### WHAT THIS TASK INVOLVES
Copy every line of the material below word for word.

** Begin DATA LISTING **

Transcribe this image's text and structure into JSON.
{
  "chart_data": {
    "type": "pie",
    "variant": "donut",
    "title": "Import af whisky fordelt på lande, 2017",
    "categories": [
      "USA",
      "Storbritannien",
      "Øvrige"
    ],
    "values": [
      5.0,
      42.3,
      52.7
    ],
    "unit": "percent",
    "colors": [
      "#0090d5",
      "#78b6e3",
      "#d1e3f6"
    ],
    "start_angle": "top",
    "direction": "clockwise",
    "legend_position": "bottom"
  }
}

** End DATA LISTING **

### EXERCISE OUTPUT
Transcribe this image's text and structure into JSON.
{
  "chart_data": {
    "type": "pie",
    "variant": "donut",
    "title": "Import af whisky fordelt på lande, 2017",
    "categories": [
      "USA",
      "Storbritannien",
      "Øvrige"
    ],
    "values": [
      5.0,
      42.3,
      52.7
    ],
    "unit": "percent",
    "colors": [
      "#0090d5",
      "#78b6e3",
      "#d1e3f6"
    ],
    "start_angle": "top",
    "direction": "clockwise",
    "legend_position": "bottom"
  }
}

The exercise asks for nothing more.